§ **ENTRIES**

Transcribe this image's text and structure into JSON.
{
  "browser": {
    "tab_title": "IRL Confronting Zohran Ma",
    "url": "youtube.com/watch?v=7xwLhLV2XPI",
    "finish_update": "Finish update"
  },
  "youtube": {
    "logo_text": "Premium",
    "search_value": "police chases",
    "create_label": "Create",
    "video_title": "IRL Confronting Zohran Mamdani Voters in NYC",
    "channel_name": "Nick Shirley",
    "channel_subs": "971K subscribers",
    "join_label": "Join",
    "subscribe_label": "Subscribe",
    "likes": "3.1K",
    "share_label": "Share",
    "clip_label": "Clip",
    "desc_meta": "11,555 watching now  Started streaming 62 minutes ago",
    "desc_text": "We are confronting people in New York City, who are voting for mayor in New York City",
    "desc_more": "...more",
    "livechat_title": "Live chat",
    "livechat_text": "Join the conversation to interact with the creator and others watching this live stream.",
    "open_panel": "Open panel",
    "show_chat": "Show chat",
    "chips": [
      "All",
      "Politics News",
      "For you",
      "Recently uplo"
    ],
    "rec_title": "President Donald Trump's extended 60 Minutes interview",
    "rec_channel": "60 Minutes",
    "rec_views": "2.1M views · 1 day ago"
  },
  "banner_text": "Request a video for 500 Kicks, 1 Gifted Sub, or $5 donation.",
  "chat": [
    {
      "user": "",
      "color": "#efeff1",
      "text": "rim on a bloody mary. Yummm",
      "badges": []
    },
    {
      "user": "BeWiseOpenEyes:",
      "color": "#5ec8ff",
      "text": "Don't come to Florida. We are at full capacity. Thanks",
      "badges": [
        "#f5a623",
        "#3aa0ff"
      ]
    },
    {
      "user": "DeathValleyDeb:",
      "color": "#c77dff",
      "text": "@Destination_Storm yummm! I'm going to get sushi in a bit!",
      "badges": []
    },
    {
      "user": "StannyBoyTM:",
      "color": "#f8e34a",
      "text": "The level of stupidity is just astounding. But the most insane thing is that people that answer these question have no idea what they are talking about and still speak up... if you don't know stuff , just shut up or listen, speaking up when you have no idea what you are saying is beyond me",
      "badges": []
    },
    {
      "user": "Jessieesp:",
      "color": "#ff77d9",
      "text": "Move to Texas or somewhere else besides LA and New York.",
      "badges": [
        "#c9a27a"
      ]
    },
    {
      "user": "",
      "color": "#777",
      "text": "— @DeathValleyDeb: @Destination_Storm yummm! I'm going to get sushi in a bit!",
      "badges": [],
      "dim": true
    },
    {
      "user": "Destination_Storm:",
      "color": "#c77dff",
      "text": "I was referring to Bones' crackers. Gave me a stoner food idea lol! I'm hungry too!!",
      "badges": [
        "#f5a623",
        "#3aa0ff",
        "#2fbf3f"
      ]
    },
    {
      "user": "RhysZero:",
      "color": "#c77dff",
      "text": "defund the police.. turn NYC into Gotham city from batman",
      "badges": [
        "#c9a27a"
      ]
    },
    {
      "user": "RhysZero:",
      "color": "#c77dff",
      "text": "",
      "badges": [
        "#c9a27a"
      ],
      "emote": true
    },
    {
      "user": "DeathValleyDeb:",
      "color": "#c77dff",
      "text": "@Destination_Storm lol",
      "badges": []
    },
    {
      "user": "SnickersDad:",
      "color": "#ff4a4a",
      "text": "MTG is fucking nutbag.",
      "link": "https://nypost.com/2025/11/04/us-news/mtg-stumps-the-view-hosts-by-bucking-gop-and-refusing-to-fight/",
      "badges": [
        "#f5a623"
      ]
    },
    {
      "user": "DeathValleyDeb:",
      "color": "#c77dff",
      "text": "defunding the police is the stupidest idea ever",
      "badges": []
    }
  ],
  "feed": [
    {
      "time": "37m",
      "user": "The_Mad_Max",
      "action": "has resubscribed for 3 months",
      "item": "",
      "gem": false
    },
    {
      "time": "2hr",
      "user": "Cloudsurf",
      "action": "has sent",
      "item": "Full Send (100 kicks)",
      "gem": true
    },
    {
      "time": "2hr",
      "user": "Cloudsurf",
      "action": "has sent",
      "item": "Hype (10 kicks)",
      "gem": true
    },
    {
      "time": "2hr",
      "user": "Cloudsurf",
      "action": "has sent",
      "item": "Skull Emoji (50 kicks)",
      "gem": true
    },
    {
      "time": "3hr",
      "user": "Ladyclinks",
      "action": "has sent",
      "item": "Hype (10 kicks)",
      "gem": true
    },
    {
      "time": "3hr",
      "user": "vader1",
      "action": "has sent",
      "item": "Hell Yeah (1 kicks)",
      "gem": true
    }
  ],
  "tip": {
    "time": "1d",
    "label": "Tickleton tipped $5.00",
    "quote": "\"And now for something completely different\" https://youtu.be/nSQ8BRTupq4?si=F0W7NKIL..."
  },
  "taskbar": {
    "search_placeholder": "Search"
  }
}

§ **WRITTEN INSTRUCTION**
Write down every line of the data exactly as it appears above.

§ **REPLY TO THE EXERCISE**
Transcribe this image's text and structure into JSON.
{
  "browser": {
    "tab_title": "IRL Confronting Zohran Ma",
    "url": "youtube.com/watch?v=7xwLhLV2XPI",
    "finish_update": "Finish update"
  },
  "youtube": {
    "logo_text": "Premium",
    "search_value": "police chases",
    "create_label": "Create",
    "video_title": "IRL Confronting Zohran Mamdani Voters in NYC",
    "channel_name": "Nick Shirley",
    "channel_subs": "971K subscribers",
    "join_label": "Join",
    "subscribe_label": "Subscribe",
    "likes": "3.1K",
    "share_label": "Share",
    "clip_label": "Clip",
    "desc_meta": "11,555 watching now  Started streaming 62 minutes ago",
    "desc_text": "We are confronting people in New York City, who are voting for mayor in New York City",
    "desc_more": "...more",
    "livechat_title": "Live chat",
    "livechat_text": "Join the conversation to interact with the creator and others watching this live stream.",
    "open_panel": "Open panel",
    "show_chat": "Show chat",
    "chips": [
      "All",
      "Politics News",
      "For you",
      "Recently uplo"
    ],
    "rec_title": "President Donald Trump's extended 60 Minutes interview",
    "rec_channel": "60 Minutes",
    "rec_views": "2.1M views · 1 day ago"
  },
  "banner_text": "Request a video for 500 Kicks, 1 Gifted Sub, or $5 donation.",
  "chat": [
    {
      "user": "",
      "color": "#efeff1",
      "text": "rim on a bloody mary. Yummm",
      "badges": []
    },
    {
      "user": "BeWiseOpenEyes:",
      "color": "#5ec8ff",
      "text": "Don't come to Florida. We are at full capacity. Thanks",
      "badges": [
        "#f5a623",
        "#3aa0ff"
      ]
    },
    {
      "user": "DeathValleyDeb:",
      "color": "#c77dff",
      "text": "@Destination_Storm yummm! I'm going to get sushi in a bit!",
      "badges": []
    },
    {
      "user": "StannyBoyTM:",
      "color": "#f8e34a",
      "text": "The level of stupidity is just astounding. But the most insane thing is that people that answer these question have no idea what they are talking about and still speak up... if you don't know stuff , just shut up or listen, speaking up when you have no idea what you are saying is beyond me",
      "badges": []
    },
    {
      "user": "Jessieesp:",
      "color": "#ff77d9",
      "text": "Move to Texas or somewhere else besides LA and New York.",
      "badges": [
        "#c9a27a"
      ]
    },
    {
      "user": "",
      "color": "#777",
      "text": "— @DeathValleyDeb: @Destination_Storm yummm! I'm going to get sushi in a bit!",
      "badges": [],
      "dim": true
    },
    {
      "user": "Destination_Storm:",
      "color": "#c77dff",
      "text": "I was referring to Bones' crackers. Gave me a stoner food idea lol! I'm hungry too!!",
      "badges": [
        "#f5a623",
        "#3aa0ff",
        "#2fbf3f"
      ]
    },
    {
      "user": "RhysZero:",
      "color": "#c77dff",
      "text": "defund the police.. turn NYC into Gotham city from batman",
      "badges": [
        "#c9a27a"
      ]
    },
    {
      "user": "RhysZero:",
      "color": "#c77dff",
      "text": "",
      "badges": [
        "#c9a27a"
      ],
      "emote": true
    },
    {
      "user": "DeathValleyDeb:",
      "color": "#c77dff",
      "text": "@Destination_Storm lol",
      "badges": []
    },
    {
      "user": "SnickersDad:",
      "color": "#ff4a4a",
      "text": "MTG is fucking nutbag.",
      "link": "https://nypost.com/2025/11/04/us-news/mtg-stumps-the-view-hosts-by-bucking-gop-and-refusing-to-fight/",
      "badges": [
        "#f5a623"
      ]
    },
    {
      "user": "DeathValleyDeb:",
      "color": "#c77dff",
      "text": "defunding the police is the stupidest idea ever",
      "badges": []
    }
  ],
  "feed": [
    {
      "time": "37m",
      "user": "The_Mad_Max",
      "action": "has resubscribed for 3 months",
      "item": "",
      "gem": false
    },
    {
      "time": "2hr",
      "user": "Cloudsurf",
      "action": "has sent",
      "item": "Full Send (100 kicks)",
      "gem": true
    },
    {
      "time": "2hr",
      "user": "Cloudsurf",
      "action": "has sent",
      "item": "Hype (10 kicks)",
      "gem": true
    },
    {
      "time": "2hr",
      "user": "Cloudsurf",
      "action": "has sent",
      "item": "Skull Emoji (50 kicks)",
      "gem": true
    },
    {
      "time": "3hr",
      "user": "Ladyclinks",
      "action": "has sent",
      "item": "Hype (10 kicks)",
      "gem": true
    },
    {
      "time": "3hr",
      "user": "vader1",
      "action": "has sent",
      "item": "Hell Yeah (1 kicks)",
      "gem": true
    }
  ],
  "tip": {
    "time": "1d",
    "label": "Tickleton tipped $5.00",
    "quote": "\"And now for something completely different\" https://youtu.be/nSQ8BRTupq4?si=F0W7NKIL..."
  },
  "taskbar": {
    "search_placeholder": "Search"
  }
}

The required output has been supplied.